» What this task involves: All of the data that follows should be retyped exactly, please, except the pictures.

» Excerpted records:
━━━━━━━━━━━━━━━━

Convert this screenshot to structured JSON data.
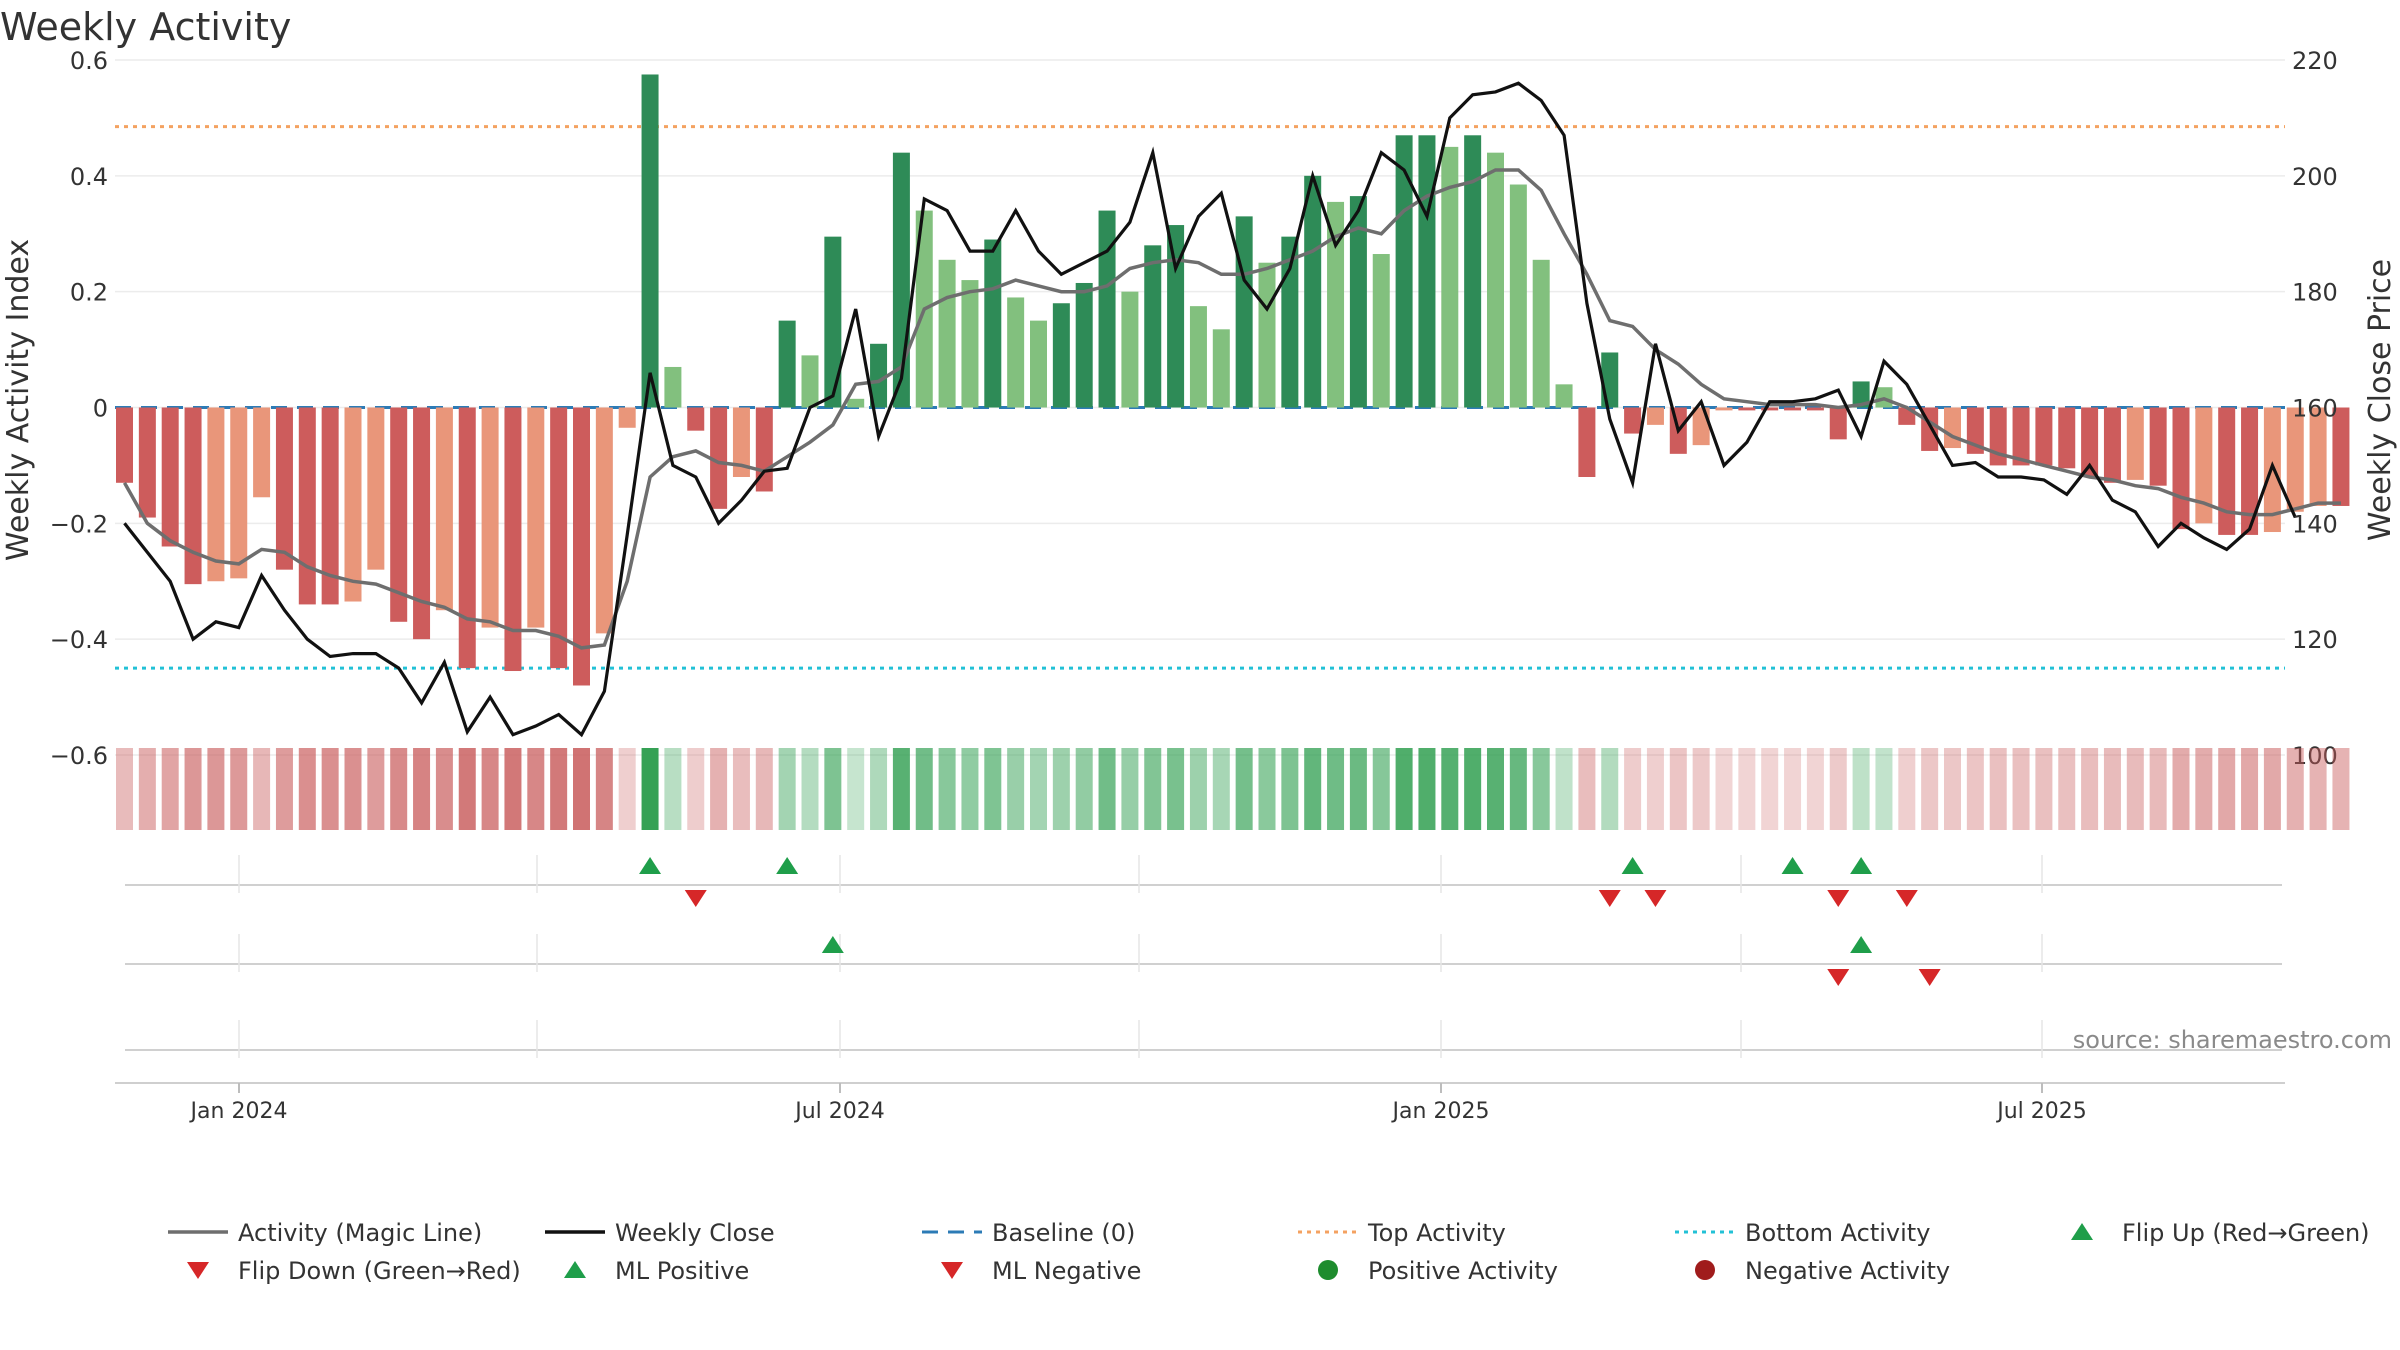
{
  "chart_data": {
    "type": "bar",
    "title": "Weekly Activity",
    "ylabel": "Weekly Activity Index",
    "y2label": "Weekly Close Price",
    "ylim": [
      -0.6,
      0.6
    ],
    "y2lim": [
      100,
      220
    ],
    "yticks": [
      "0.6",
      "0.4",
      "0.2",
      "0",
      "−0.2",
      "−0.4",
      "−0.6"
    ],
    "y2ticks": [
      "220",
      "200",
      "180",
      "160",
      "140",
      "120",
      "100"
    ],
    "xticks": [
      "Jan 2024",
      "Jul 2024",
      "Jan 2025",
      "Jul 2025"
    ],
    "source_text": "source: sharemaestro.com",
    "top_activity": 0.485,
    "bottom_activity": -0.45,
    "series": [
      {
        "name": "Activity",
        "values": [
          -0.13,
          -0.19,
          -0.24,
          -0.305,
          -0.3,
          -0.295,
          -0.155,
          -0.28,
          -0.34,
          -0.34,
          -0.335,
          -0.28,
          -0.37,
          -0.4,
          -0.35,
          -0.45,
          -0.38,
          -0.455,
          -0.38,
          -0.45,
          -0.48,
          -0.39,
          -0.035,
          0.575,
          0.07,
          -0.04,
          -0.175,
          -0.12,
          -0.145,
          0.15,
          0.09,
          0.295,
          0.015,
          0.11,
          0.44,
          0.34,
          0.255,
          0.22,
          0.29,
          0.19,
          0.15,
          0.18,
          0.215,
          0.34,
          0.2,
          0.28,
          0.315,
          0.175,
          0.135,
          0.33,
          0.25,
          0.295,
          0.4,
          0.355,
          0.365,
          0.265,
          0.47,
          0.47,
          0.45,
          0.47,
          0.44,
          0.385,
          0.255,
          0.04,
          -0.12,
          0.095,
          -0.045,
          -0.03,
          -0.08,
          -0.065,
          -0.005,
          -0.005,
          -0.005,
          -0.005,
          -0.005,
          -0.055,
          0.045,
          0.035,
          -0.03,
          -0.075,
          -0.07,
          -0.08,
          -0.1,
          -0.1,
          -0.1,
          -0.105,
          -0.12,
          -0.13,
          -0.125,
          -0.135,
          -0.21,
          -0.2,
          -0.22,
          -0.22,
          -0.215,
          -0.18,
          -0.17,
          -0.17
        ]
      },
      {
        "name": "Weekly Close",
        "values": [
          140,
          135,
          130,
          120,
          123,
          122,
          131,
          125,
          120,
          117,
          117.5,
          117.5,
          115,
          109,
          116,
          104,
          110,
          103.5,
          105,
          107,
          103.5,
          111,
          138,
          166,
          150,
          148,
          140,
          144,
          149,
          149.5,
          160,
          162,
          177,
          155,
          165,
          196,
          194,
          187,
          187,
          194,
          187,
          183,
          185,
          187,
          192,
          204,
          184,
          193,
          197,
          182,
          177,
          184,
          200,
          188,
          194,
          204,
          201,
          193,
          210,
          214,
          214.5,
          216,
          213,
          207,
          178,
          158,
          147,
          171,
          156,
          161,
          150,
          154,
          161,
          161,
          161.5,
          163,
          155,
          168,
          164,
          157,
          150,
          150.5,
          148,
          148,
          147.5,
          145,
          150,
          144,
          142,
          136,
          140,
          137.5,
          135.5,
          139,
          150,
          141
        ]
      },
      {
        "name": "Activity (Magic Line)",
        "values": [
          -0.13,
          -0.2,
          -0.23,
          -0.25,
          -0.265,
          -0.27,
          -0.245,
          -0.25,
          -0.275,
          -0.29,
          -0.3,
          -0.305,
          -0.32,
          -0.335,
          -0.345,
          -0.365,
          -0.37,
          -0.385,
          -0.385,
          -0.395,
          -0.415,
          -0.41,
          -0.3,
          -0.12,
          -0.085,
          -0.075,
          -0.095,
          -0.1,
          -0.11,
          -0.085,
          -0.06,
          -0.03,
          0.04,
          0.045,
          0.07,
          0.17,
          0.19,
          0.2,
          0.205,
          0.22,
          0.21,
          0.2,
          0.2,
          0.21,
          0.24,
          0.25,
          0.255,
          0.25,
          0.23,
          0.23,
          0.24,
          0.255,
          0.27,
          0.295,
          0.31,
          0.3,
          0.34,
          0.365,
          0.38,
          0.39,
          0.41,
          0.41,
          0.375,
          0.3,
          0.23,
          0.15,
          0.14,
          0.1,
          0.075,
          0.04,
          0.015,
          0.01,
          0.005,
          0.005,
          0.005,
          0.0,
          0.005,
          0.015,
          0.0,
          -0.025,
          -0.05,
          -0.065,
          -0.08,
          -0.09,
          -0.1,
          -0.11,
          -0.12,
          -0.125,
          -0.135,
          -0.14,
          -0.155,
          -0.165,
          -0.18,
          -0.185,
          -0.185,
          -0.175,
          -0.165,
          -0.165
        ]
      }
    ],
    "signals": {
      "flip_up": [
        23,
        29,
        66,
        73,
        76
      ],
      "flip_down": [
        25,
        65,
        67,
        75,
        78
      ],
      "ml_positive": [
        31,
        76
      ],
      "ml_negative": [
        75,
        79
      ]
    },
    "legend": [
      {
        "label": "Activity (Magic Line)",
        "marker": "line-gray"
      },
      {
        "label": "Weekly Close",
        "marker": "line-black"
      },
      {
        "label": "Baseline (0)",
        "marker": "dash-blue"
      },
      {
        "label": "Top Activity",
        "marker": "dot-orange"
      },
      {
        "label": "Bottom Activity",
        "marker": "dot-cyan"
      },
      {
        "label": "Flip Up (Red→Green)",
        "marker": "tri-up-green"
      },
      {
        "label": "Flip Down (Green→Red)",
        "marker": "tri-down-red"
      },
      {
        "label": "ML Positive",
        "marker": "tri-up-green"
      },
      {
        "label": "ML Negative",
        "marker": "tri-down-red"
      },
      {
        "label": "Positive Activity",
        "marker": "circle-green"
      },
      {
        "label": "Negative Activity",
        "marker": "circle-darkred"
      }
    ],
    "colors": {
      "pos_dark": "#2e8b57",
      "pos_light": "#82c07e",
      "neg_dark": "#cd5c5c",
      "neg_light": "#e9967a",
      "close_line": "#111111",
      "magic_line": "#6e6e6e",
      "baseline": "#2c7bb6",
      "top_line": "#f4a261",
      "bottom_line": "#22c1d6",
      "up_marker": "#1f9e4a",
      "down_marker": "#d62728",
      "pos_dot": "#1e8c2e",
      "neg_dot": "#a01c1c"
    }
  }
}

━━━━━━━━━━━━━━━━

» Solved exercise:
Convert this screenshot to structured JSON data.
{
  "chart_data": {
    "type": "bar",
    "title": "Weekly Activity",
    "ylabel": "Weekly Activity Index",
    "y2label": "Weekly Close Price",
    "ylim": [
      -0.6,
      0.6
    ],
    "y2lim": [
      100,
      220
    ],
    "yticks": [
      "0.6",
      "0.4",
      "0.2",
      "0",
      "−0.2",
      "−0.4",
      "−0.6"
    ],
    "y2ticks": [
      "220",
      "200",
      "180",
      "160",
      "140",
      "120",
      "100"
    ],
    "xticks": [
      "Jan 2024",
      "Jul 2024",
      "Jan 2025",
      "Jul 2025"
    ],
    "source_text": "source: sharemaestro.com",
    "top_activity": 0.485,
    "bottom_activity": -0.45,
    "series": [
      {
        "name": "Activity",
        "values": [
          -0.13,
          -0.19,
          -0.24,
          -0.305,
          -0.3,
          -0.295,
          -0.155,
          -0.28,
          -0.34,
          -0.34,
          -0.335,
          -0.28,
          -0.37,
          -0.4,
          -0.35,
          -0.45,
          -0.38,
          -0.455,
          -0.38,
          -0.45,
          -0.48,
          -0.39,
          -0.035,
          0.575,
          0.07,
          -0.04,
          -0.175,
          -0.12,
          -0.145,
          0.15,
          0.09,
          0.295,
          0.015,
          0.11,
          0.44,
          0.34,
          0.255,
          0.22,
          0.29,
          0.19,
          0.15,
          0.18,
          0.215,
          0.34,
          0.2,
          0.28,
          0.315,
          0.175,
          0.135,
          0.33,
          0.25,
          0.295,
          0.4,
          0.355,
          0.365,
          0.265,
          0.47,
          0.47,
          0.45,
          0.47,
          0.44,
          0.385,
          0.255,
          0.04,
          -0.12,
          0.095,
          -0.045,
          -0.03,
          -0.08,
          -0.065,
          -0.005,
          -0.005,
          -0.005,
          -0.005,
          -0.005,
          -0.055,
          0.045,
          0.035,
          -0.03,
          -0.075,
          -0.07,
          -0.08,
          -0.1,
          -0.1,
          -0.1,
          -0.105,
          -0.12,
          -0.13,
          -0.125,
          -0.135,
          -0.21,
          -0.2,
          -0.22,
          -0.22,
          -0.215,
          -0.18,
          -0.17,
          -0.17
        ]
      },
      {
        "name": "Weekly Close",
        "values": [
          140,
          135,
          130,
          120,
          123,
          122,
          131,
          125,
          120,
          117,
          117.5,
          117.5,
          115,
          109,
          116,
          104,
          110,
          103.5,
          105,
          107,
          103.5,
          111,
          138,
          166,
          150,
          148,
          140,
          144,
          149,
          149.5,
          160,
          162,
          177,
          155,
          165,
          196,
          194,
          187,
          187,
          194,
          187,
          183,
          185,
          187,
          192,
          204,
          184,
          193,
          197,
          182,
          177,
          184,
          200,
          188,
          194,
          204,
          201,
          193,
          210,
          214,
          214.5,
          216,
          213,
          207,
          178,
          158,
          147,
          171,
          156,
          161,
          150,
          154,
          161,
          161,
          161.5,
          163,
          155,
          168,
          164,
          157,
          150,
          150.5,
          148,
          148,
          147.5,
          145,
          150,
          144,
          142,
          136,
          140,
          137.5,
          135.5,
          139,
          150,
          141
        ]
      },
      {
        "name": "Activity (Magic Line)",
        "values": [
          -0.13,
          -0.2,
          -0.23,
          -0.25,
          -0.265,
          -0.27,
          -0.245,
          -0.25,
          -0.275,
          -0.29,
          -0.3,
          -0.305,
          -0.32,
          -0.335,
          -0.345,
          -0.365,
          -0.37,
          -0.385,
          -0.385,
          -0.395,
          -0.415,
          -0.41,
          -0.3,
          -0.12,
          -0.085,
          -0.075,
          -0.095,
          -0.1,
          -0.11,
          -0.085,
          -0.06,
          -0.03,
          0.04,
          0.045,
          0.07,
          0.17,
          0.19,
          0.2,
          0.205,
          0.22,
          0.21,
          0.2,
          0.2,
          0.21,
          0.24,
          0.25,
          0.255,
          0.25,
          0.23,
          0.23,
          0.24,
          0.255,
          0.27,
          0.295,
          0.31,
          0.3,
          0.34,
          0.365,
          0.38,
          0.39,
          0.41,
          0.41,
          0.375,
          0.3,
          0.23,
          0.15,
          0.14,
          0.1,
          0.075,
          0.04,
          0.015,
          0.01,
          0.005,
          0.005,
          0.005,
          0.0,
          0.005,
          0.015,
          0.0,
          -0.025,
          -0.05,
          -0.065,
          -0.08,
          -0.09,
          -0.1,
          -0.11,
          -0.12,
          -0.125,
          -0.135,
          -0.14,
          -0.155,
          -0.165,
          -0.18,
          -0.185,
          -0.185,
          -0.175,
          -0.165,
          -0.165
        ]
      }
    ],
    "signals": {
      "flip_up": [
        23,
        29,
        66,
        73,
        76
      ],
      "flip_down": [
        25,
        65,
        67,
        75,
        78
      ],
      "ml_positive": [
        31,
        76
      ],
      "ml_negative": [
        75,
        79
      ]
    },
    "legend": [
      {
        "label": "Activity (Magic Line)",
        "marker": "line-gray"
      },
      {
        "label": "Weekly Close",
        "marker": "line-black"
      },
      {
        "label": "Baseline (0)",
        "marker": "dash-blue"
      },
      {
        "label": "Top Activity",
        "marker": "dot-orange"
      },
      {
        "label": "Bottom Activity",
        "marker": "dot-cyan"
      },
      {
        "label": "Flip Up (Red→Green)",
        "marker": "tri-up-green"
      },
      {
        "label": "Flip Down (Green→Red)",
        "marker": "tri-down-red"
      },
      {
        "label": "ML Positive",
        "marker": "tri-up-green"
      },
      {
        "label": "ML Negative",
        "marker": "tri-down-red"
      },
      {
        "label": "Positive Activity",
        "marker": "circle-green"
      },
      {
        "label": "Negative Activity",
        "marker": "circle-darkred"
      }
    ],
    "colors": {
      "pos_dark": "#2e8b57",
      "pos_light": "#82c07e",
      "neg_dark": "#cd5c5c",
      "neg_light": "#e9967a",
      "close_line": "#111111",
      "magic_line": "#6e6e6e",
      "baseline": "#2c7bb6",
      "top_line": "#f4a261",
      "bottom_line": "#22c1d6",
      "up_marker": "#1f9e4a",
      "down_marker": "#d62728",
      "pos_dot": "#1e8c2e",
      "neg_dot": "#a01c1c"
    }
  }
}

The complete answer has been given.